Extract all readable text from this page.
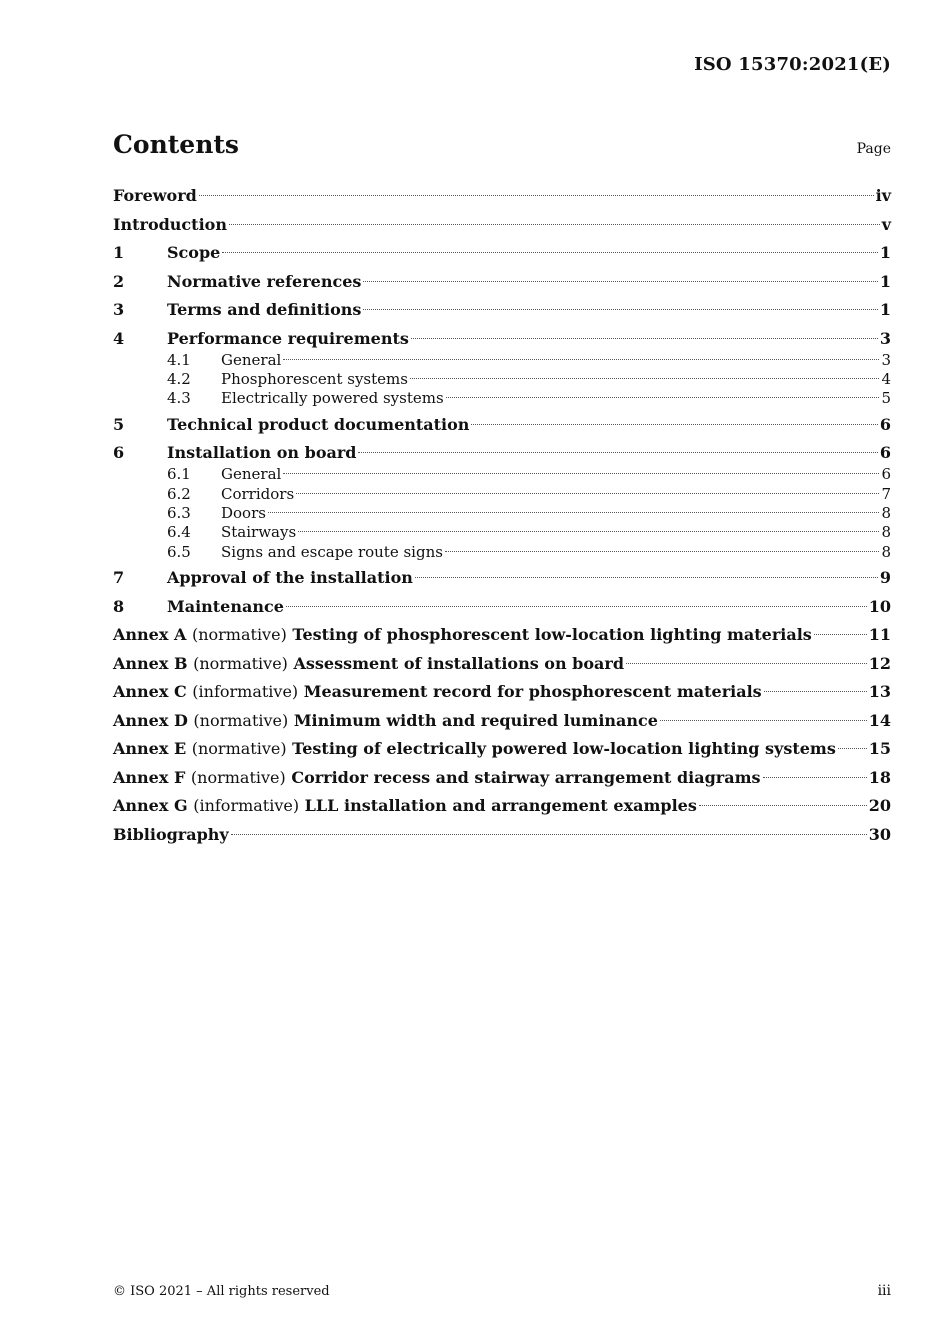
ISO 15370:2021(E)
Contents	Page
Foreword	iv
Introduction	v
1	Scope	1
2	Normative references	1
3	Terms and definitions	1
4	Performance requirements	3
4.1	General	3
4.2	Phosphorescent systems	4
4.3	Electrically powered systems	5
5	Technical product documentation	6
6	Installation on board	6
6.1	General	6
6.2	Corridors	7
6.3	Doors	8
6.4	Stairways	8
6.5	Signs and escape route signs	8
7	Approval of the installation	9
8	Maintenance	10
Annex A (normative) Testing of phosphorescent low-location lighting materials	11
Annex B (normative) Assessment of installations on board	12
Annex C (informative) Measurement record for phosphorescent materials	13
Annex D (normative) Minimum width and required luminance	14
Annex E (normative) Testing of electrically powered low-location lighting systems 15
Annex F (normative) Corridor recess and stairway arrangement diagrams	18
Annex G (informative) LLL installation and arrangement examples	20
Bibliography	30
© ISO 2021 – All rights reserved	iii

## Written request
From the records above, pick out and copy each line holding the word "lighting".

## Reply
Annex A (normative) Testing of phosphorescent low-location lighting materials	11
Annex E (normative) Testing of electrically powered low-location lighting systems 15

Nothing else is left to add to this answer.